--- DATA PROVIDED ---
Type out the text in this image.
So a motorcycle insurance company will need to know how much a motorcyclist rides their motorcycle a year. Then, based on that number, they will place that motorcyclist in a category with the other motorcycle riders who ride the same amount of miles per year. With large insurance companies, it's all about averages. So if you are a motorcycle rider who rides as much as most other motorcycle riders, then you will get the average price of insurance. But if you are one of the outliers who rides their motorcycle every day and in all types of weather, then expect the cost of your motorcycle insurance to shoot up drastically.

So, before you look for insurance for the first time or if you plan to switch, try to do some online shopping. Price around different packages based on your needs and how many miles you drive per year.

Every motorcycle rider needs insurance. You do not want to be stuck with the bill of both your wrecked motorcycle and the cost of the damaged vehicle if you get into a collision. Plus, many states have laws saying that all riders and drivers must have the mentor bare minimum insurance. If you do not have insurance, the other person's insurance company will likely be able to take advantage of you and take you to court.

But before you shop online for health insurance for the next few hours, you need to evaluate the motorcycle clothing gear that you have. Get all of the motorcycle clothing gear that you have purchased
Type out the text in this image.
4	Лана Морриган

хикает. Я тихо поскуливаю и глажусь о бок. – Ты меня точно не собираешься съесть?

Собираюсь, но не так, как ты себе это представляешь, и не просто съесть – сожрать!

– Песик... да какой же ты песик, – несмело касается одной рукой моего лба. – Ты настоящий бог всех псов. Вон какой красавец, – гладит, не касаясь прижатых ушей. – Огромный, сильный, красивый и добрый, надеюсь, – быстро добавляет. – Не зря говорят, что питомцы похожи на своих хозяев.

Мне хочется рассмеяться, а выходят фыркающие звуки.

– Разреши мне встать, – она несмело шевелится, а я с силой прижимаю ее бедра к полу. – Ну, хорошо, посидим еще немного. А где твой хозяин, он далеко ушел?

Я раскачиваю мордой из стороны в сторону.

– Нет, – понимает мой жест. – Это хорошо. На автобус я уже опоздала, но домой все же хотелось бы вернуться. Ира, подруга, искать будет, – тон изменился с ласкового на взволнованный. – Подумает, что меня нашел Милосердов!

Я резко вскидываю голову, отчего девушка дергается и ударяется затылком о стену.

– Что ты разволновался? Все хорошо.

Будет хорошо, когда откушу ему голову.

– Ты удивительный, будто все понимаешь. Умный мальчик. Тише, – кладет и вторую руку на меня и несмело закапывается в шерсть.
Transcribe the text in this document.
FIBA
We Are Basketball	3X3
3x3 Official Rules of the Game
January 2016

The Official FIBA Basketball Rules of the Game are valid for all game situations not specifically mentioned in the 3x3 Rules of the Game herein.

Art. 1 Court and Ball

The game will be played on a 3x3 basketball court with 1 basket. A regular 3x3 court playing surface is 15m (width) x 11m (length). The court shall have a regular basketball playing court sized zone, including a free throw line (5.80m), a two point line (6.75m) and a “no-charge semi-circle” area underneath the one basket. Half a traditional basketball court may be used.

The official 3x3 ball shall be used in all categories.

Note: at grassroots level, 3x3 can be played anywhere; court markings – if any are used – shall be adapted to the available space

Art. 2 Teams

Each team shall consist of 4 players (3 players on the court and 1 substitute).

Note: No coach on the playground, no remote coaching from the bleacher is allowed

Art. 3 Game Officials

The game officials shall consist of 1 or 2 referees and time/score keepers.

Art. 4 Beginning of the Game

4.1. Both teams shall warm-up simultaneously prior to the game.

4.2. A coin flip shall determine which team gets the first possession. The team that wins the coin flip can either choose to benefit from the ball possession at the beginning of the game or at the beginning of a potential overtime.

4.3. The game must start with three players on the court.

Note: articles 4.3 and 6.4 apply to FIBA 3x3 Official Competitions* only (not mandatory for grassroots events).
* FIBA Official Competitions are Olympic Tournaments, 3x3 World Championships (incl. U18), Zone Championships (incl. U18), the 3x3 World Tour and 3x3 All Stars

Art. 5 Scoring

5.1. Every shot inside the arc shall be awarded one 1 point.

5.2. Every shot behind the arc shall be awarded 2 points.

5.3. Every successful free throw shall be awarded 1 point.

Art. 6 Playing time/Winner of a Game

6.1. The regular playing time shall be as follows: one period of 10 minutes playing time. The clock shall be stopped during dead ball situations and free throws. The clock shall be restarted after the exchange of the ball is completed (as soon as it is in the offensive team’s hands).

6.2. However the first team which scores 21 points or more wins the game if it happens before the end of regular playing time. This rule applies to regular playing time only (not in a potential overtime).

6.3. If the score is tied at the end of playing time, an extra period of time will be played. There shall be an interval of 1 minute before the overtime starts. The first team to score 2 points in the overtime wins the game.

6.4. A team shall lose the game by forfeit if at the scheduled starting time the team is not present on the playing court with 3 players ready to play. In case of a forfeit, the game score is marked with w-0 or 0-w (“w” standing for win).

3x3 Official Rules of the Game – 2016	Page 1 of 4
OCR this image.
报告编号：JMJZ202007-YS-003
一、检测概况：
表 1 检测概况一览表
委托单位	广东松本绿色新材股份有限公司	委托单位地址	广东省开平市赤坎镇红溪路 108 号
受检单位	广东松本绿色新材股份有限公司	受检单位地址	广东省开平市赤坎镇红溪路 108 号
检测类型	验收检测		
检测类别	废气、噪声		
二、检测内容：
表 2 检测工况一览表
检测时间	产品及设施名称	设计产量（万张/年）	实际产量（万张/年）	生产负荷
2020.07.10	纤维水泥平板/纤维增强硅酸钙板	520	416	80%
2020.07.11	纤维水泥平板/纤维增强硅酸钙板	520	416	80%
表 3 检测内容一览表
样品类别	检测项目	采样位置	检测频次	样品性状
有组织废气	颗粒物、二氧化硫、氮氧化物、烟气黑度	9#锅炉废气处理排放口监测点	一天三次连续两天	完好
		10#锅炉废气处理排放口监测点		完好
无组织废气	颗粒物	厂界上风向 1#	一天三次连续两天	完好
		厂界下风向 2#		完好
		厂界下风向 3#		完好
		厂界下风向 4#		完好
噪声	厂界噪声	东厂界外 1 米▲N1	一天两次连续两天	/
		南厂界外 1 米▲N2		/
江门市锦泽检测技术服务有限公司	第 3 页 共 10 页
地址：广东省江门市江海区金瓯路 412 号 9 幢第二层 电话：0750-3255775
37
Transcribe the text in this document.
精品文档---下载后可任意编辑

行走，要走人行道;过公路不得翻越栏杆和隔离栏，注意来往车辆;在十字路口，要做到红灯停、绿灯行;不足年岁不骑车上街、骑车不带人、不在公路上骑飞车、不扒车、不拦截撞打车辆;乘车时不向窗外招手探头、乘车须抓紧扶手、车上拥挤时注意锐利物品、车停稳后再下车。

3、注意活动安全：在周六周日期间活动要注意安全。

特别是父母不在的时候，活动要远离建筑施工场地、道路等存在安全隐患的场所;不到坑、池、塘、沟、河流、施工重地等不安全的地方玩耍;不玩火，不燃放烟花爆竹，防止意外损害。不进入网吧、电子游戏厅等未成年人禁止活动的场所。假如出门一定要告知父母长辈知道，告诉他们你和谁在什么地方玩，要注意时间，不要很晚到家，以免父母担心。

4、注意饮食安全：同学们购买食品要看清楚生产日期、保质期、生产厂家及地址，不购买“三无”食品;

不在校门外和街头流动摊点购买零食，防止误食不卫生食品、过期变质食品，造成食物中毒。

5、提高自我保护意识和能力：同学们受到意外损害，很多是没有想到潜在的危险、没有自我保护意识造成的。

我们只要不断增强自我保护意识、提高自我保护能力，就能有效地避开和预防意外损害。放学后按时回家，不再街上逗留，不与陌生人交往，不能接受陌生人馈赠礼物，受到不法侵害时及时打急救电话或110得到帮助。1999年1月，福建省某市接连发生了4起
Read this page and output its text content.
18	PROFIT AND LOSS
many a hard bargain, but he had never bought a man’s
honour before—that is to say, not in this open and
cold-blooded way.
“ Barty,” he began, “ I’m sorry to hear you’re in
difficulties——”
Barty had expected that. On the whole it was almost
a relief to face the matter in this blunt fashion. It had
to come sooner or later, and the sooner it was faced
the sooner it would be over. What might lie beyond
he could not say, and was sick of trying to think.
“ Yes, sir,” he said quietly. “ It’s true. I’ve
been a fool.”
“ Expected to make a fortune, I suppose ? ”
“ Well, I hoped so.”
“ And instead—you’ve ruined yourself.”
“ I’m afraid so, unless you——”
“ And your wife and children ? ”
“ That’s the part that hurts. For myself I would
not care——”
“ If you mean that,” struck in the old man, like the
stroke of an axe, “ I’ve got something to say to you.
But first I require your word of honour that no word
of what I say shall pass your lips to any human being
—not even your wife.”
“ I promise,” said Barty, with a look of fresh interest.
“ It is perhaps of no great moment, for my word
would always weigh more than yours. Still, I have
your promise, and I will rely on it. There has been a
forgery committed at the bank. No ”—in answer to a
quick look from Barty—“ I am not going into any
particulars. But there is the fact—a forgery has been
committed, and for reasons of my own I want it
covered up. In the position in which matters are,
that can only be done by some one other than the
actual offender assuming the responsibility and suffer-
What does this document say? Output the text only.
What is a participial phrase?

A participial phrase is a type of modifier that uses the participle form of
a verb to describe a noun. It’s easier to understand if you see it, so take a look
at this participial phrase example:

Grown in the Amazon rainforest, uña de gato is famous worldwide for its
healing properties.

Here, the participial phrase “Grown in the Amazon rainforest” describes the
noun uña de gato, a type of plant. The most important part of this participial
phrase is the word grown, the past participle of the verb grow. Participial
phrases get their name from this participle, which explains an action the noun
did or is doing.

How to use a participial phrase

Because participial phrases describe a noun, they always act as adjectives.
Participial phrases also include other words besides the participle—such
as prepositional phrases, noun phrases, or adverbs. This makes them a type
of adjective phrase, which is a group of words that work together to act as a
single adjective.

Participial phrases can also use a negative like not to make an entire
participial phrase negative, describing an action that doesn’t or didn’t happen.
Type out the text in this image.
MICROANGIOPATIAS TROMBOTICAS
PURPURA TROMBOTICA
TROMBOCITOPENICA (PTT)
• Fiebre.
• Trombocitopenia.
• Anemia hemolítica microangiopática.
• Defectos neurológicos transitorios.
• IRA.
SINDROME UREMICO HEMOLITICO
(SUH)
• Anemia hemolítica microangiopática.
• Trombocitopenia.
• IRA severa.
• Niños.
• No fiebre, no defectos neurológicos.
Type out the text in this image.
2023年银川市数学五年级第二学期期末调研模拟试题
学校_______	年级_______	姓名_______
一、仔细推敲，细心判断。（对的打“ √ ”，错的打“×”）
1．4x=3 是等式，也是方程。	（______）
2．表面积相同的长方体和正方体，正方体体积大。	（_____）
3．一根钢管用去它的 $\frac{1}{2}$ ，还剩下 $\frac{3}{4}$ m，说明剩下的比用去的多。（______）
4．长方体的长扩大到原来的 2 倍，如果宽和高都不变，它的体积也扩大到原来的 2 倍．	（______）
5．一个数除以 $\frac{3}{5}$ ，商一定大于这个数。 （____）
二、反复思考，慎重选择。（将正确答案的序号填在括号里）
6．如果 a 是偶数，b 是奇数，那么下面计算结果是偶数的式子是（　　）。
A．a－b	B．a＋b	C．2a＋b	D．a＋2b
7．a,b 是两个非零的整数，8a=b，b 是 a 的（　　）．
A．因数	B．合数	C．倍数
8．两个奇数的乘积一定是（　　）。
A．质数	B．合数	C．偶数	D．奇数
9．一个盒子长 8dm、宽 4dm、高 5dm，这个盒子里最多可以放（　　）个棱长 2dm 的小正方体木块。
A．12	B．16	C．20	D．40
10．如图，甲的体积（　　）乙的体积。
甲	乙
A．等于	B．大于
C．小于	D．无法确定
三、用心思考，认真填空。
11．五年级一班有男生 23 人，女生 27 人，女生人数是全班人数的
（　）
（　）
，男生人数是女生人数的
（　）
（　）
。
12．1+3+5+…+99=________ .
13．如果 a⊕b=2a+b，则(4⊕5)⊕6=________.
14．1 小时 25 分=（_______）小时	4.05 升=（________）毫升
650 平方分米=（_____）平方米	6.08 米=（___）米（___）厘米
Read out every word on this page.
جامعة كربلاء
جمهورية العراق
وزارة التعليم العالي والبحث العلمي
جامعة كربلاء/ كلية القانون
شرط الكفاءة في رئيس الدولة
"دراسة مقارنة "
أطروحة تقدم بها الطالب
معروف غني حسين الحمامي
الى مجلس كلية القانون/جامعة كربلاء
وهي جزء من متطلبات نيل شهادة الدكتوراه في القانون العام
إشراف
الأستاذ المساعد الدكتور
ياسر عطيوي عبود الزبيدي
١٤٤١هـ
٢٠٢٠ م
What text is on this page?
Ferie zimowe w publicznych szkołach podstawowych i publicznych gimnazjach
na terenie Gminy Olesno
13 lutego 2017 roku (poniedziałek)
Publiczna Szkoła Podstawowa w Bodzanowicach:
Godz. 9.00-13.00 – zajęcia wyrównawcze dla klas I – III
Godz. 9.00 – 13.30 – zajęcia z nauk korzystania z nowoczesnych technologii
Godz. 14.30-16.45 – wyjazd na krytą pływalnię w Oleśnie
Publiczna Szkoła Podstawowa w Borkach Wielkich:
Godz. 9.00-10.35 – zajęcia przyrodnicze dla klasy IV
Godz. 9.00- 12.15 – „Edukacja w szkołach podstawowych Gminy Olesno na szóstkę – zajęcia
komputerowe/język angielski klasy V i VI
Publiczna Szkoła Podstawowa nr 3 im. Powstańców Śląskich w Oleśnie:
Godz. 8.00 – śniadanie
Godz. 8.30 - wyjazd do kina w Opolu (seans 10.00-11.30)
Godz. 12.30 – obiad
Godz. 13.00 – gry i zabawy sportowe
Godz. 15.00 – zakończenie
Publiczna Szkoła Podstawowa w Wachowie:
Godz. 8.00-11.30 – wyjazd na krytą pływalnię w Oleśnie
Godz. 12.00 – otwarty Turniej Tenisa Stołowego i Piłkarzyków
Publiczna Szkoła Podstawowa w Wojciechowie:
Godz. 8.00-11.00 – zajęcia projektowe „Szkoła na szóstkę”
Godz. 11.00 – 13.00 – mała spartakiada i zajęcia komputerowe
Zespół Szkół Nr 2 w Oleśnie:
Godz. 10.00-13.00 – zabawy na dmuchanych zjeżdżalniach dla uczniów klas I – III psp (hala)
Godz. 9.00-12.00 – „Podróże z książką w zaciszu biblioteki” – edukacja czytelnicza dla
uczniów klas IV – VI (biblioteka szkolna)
---
*WHAT NEEDS TO BE DONE:* Starting from the line containing "What text is on this page?", repeat each line through the end of the entries, exactly.

*RESPONSE BELOW:*
What text is on this page?
Ferie zimowe w publicznych szkołach podstawowych i publicznych gimnazjach
na terenie Gminy Olesno
13 lutego 2017 roku (poniedziałek)
Publiczna Szkoła Podstawowa w Bodzanowicach:
Godz. 9.00-13.00 – zajęcia wyrównawcze dla klas I – III
Godz. 9.00 – 13.30 – zajęcia z nauk korzystania z nowoczesnych technologii
Godz. 14.30-16.45 – wyjazd na krytą pływalnię w Oleśnie
Publiczna Szkoła Podstawowa w Borkach Wielkich:
Godz. 9.00-10.35 – zajęcia przyrodnicze dla klasy IV
Godz. 9.00- 12.15 – „Edukacja w szkołach podstawowych Gminy Olesno na szóstkę – zajęcia
komputerowe/język angielski klasy V i VI
Publiczna Szkoła Podstawowa nr 3 im. Powstańców Śląskich w Oleśnie:
Godz. 8.00 – śniadanie
Godz. 8.30 - wyjazd do kina w Opolu (seans 10.00-11.30)
Godz. 12.30 – obiad
Godz. 13.00 – gry i zabawy sportowe
Godz. 15.00 – zakończenie
Publiczna Szkoła Podstawowa w Wachowie:
Godz. 8.00-11.30 – wyjazd na krytą pływalnię w Oleśnie
Godz. 12.00 – otwarty Turniej Tenisa Stołowego i Piłkarzyków
Publiczna Szkoła Podstawowa w Wojciechowie:
Godz. 8.00-11.00 – zajęcia projektowe „Szkoła na szóstkę”
Godz. 11.00 – 13.00 – mała spartakiada i zajęcia komputerowe
Zespół Szkół Nr 2 w Oleśnie:
Godz. 10.00-13.00 – zabawy na dmuchanych zjeżdżalniach dla uczniów klas I – III psp (hala)
Godz. 9.00-12.00 – „Podróże z książką w zaciszu biblioteki” – edukacja czytelnicza dla
uczniów klas IV – VI (biblioteka szkolna)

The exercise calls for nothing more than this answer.